#### TO DO
- a) In the analysis workflows text, which file extensions does the Python function keep when it lists data files?
- b) In the analysis workflows text, list every variable that the MATLAB function passes to fullfile to build the full path.

Integration with Analysis Workflows

Loading Data in Python

import os
from brainstem_api_client import BrainstemClient

def load_session_data(session_id):
    """
    Load session metadata and construct data paths
    """
    client = BrainstemClient()
    
    # Get session with data storage info
    response = client.load_model('session', 
                               id=session_id, 
                               include=['datastorage', 'dataacquisition'])
    
    session = response.json()['sessions'][0]
    
    # Construct data path
    data_path = construct_data_path(session)
    
    # Load actual data files
    data_files = []
    if os.path.exists(data_path):
        data_files = [f for f in os.listdir(data_path) 
                     if f.endswith(('.dat', '.bin', '.h5'))]
    
    return {
        'session_metadata': session,
        'data_path': data_path,
        'data_files': data_files
    }

MATLAB Integration

function data_info = load_session_data(session_id)
    % Load session metadata and construct data paths
    
    % Get session with data storage info
    session_data = load_model('model', 'session', ...
                             'id', session_id, ...
                             'include', {'datastorage', 'dataacquisition'});
    
    % Extract data storage information
    storage = session_data.datastorage;

    % Use the first configured protocol; adjust if a specific protocol is required.
    base_path = storage.data_protocols{1}.path;
    
    % Construct full path (simplified example)
    project_name = session_data.projects{1}.name;
    subject_name = session_data.subject.name;
    storage_name = session_data.name_used_in_storage;
    
    full_path = fullfile(base_path, project_name, subject_name, storage_name);
    
    data_info.session_metadata = session_data;
    data_info.data_path = full_path;
    data_info.exists = exist(full_path, 'dir') == 7;
end

This allows users to access data via local mount, cloud backup, or public repository depending on their needs.

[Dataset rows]
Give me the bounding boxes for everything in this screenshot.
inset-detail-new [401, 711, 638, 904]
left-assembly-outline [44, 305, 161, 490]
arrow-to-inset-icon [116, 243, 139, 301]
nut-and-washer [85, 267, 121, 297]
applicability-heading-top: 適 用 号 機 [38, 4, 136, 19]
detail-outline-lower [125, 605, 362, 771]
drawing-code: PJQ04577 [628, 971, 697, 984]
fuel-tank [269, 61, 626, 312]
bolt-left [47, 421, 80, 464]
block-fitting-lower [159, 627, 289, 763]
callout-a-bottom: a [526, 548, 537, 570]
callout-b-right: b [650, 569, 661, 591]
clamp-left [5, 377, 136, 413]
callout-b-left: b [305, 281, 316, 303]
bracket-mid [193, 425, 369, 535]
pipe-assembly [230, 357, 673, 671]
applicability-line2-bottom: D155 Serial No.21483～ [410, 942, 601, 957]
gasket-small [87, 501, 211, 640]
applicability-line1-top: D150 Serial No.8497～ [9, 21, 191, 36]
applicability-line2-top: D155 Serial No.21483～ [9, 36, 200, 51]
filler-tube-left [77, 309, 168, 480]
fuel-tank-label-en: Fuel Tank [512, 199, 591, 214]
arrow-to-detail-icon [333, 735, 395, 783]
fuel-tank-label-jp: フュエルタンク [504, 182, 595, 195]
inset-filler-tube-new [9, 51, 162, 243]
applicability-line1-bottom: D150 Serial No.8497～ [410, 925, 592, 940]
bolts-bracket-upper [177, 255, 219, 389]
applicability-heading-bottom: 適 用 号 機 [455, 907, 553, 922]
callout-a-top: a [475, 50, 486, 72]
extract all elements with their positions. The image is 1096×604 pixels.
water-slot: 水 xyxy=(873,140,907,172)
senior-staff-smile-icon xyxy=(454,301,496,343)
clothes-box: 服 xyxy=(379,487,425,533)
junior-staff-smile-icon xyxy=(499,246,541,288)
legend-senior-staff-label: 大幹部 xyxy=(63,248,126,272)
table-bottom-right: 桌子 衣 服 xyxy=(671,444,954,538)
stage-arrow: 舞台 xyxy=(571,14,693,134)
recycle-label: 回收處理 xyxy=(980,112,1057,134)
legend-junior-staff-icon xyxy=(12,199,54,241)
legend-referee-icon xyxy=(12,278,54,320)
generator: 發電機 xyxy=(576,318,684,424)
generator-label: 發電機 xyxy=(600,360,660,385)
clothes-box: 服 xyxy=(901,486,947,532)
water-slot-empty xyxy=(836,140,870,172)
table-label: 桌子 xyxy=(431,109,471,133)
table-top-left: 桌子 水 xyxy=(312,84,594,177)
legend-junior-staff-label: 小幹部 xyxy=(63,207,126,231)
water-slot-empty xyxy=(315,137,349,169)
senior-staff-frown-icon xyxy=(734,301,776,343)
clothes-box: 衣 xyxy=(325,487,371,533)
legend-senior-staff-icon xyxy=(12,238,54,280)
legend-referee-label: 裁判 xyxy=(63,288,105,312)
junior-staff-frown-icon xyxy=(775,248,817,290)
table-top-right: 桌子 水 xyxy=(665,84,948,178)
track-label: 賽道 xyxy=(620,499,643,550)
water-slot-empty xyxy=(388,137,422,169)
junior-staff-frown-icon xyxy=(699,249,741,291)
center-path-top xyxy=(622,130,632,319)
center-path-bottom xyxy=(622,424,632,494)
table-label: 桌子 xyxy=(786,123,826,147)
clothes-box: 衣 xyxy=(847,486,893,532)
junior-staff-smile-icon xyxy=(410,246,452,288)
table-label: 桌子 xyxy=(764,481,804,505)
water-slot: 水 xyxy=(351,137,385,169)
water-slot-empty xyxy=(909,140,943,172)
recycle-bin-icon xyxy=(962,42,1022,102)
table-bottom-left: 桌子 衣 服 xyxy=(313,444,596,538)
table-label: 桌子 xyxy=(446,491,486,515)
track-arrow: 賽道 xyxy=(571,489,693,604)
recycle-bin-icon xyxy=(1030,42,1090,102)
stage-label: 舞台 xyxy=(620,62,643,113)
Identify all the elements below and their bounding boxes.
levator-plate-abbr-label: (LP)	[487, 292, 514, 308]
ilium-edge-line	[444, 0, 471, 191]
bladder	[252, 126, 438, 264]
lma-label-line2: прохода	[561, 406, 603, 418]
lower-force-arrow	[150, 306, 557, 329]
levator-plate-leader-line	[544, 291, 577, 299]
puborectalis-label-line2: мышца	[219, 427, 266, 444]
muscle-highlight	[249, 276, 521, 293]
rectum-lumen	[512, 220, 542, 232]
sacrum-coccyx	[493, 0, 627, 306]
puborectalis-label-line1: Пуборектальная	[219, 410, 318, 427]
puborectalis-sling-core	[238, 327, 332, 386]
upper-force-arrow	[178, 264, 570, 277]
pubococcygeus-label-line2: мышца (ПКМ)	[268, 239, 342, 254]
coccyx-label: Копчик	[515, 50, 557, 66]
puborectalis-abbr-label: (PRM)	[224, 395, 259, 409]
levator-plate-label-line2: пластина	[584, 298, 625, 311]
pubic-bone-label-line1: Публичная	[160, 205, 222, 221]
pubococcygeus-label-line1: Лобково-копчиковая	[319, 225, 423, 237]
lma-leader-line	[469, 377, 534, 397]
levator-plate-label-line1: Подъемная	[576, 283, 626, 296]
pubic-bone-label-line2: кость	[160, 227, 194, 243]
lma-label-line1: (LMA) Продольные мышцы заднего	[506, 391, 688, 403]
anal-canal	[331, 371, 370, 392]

#### TASK-BY-TASK OUTPUTS
- a) .dat, .bin, and .h5

- b) base_path, project_name, subject_name, storage_name